— START Extracted data —

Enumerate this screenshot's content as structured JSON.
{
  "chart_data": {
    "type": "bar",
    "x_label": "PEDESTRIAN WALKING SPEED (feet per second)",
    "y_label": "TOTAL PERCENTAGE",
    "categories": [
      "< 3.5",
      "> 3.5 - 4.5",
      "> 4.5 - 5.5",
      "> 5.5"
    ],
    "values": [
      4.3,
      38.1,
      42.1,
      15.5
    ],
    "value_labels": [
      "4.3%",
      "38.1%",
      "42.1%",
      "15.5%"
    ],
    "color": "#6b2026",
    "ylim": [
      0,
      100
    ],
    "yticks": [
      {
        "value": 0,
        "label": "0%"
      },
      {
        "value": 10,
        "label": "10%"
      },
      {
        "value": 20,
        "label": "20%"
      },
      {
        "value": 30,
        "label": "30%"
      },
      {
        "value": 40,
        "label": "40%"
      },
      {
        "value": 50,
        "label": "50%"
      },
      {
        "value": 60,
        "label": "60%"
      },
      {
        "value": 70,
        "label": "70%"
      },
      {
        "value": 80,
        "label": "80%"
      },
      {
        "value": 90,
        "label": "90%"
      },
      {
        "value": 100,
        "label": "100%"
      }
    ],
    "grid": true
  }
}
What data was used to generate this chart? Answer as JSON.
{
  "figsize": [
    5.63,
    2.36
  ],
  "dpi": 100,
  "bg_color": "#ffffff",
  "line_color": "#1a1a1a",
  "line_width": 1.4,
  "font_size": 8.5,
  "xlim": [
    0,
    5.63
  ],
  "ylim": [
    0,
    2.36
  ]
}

— END Extracted data —

Problem statement:
Every entry should be output exactly as written, please.

Answer to this exercise:
Enumerate this screenshot's content as structured JSON.
{
  "chart_data": {
    "type": "bar",
    "x_label": "PEDESTRIAN WALKING SPEED (feet per second)",
    "y_label": "TOTAL PERCENTAGE",
    "categories": [
      "< 3.5",
      "> 3.5 - 4.5",
      "> 4.5 - 5.5",
      "> 5.5"
    ],
    "values": [
      4.3,
      38.1,
      42.1,
      15.5
    ],
    "value_labels": [
      "4.3%",
      "38.1%",
      "42.1%",
      "15.5%"
    ],
    "color": "#6b2026",
    "ylim": [
      0,
      100
    ],
    "yticks": [
      {
        "value": 0,
        "label": "0%"
      },
      {
        "value": 10,
        "label": "10%"
      },
      {
        "value": 20,
        "label": "20%"
      },
      {
        "value": 30,
        "label": "30%"
      },
      {
        "value": 40,
        "label": "40%"
      },
      {
        "value": 50,
        "label": "50%"
      },
      {
        "value": 60,
        "label": "60%"
      },
      {
        "value": 70,
        "label": "70%"
      },
      {
        "value": 80,
        "label": "80%"
      },
      {
        "value": 90,
        "label": "90%"
      },
      {
        "value": 100,
        "label": "100%"
      }
    ],
    "grid": true
  }
}
What data was used to generate this chart? Answer as JSON.
{
  "figsize": [
    5.63,
    2.36
  ],
  "dpi": 100,
  "bg_color": "#ffffff",
  "line_color": "#1a1a1a",
  "line_width": 1.4,
  "font_size": 8.5,
  "xlim": [
    0,
    5.63
  ],
  "ylim": [
    0,
    2.36
  ]
}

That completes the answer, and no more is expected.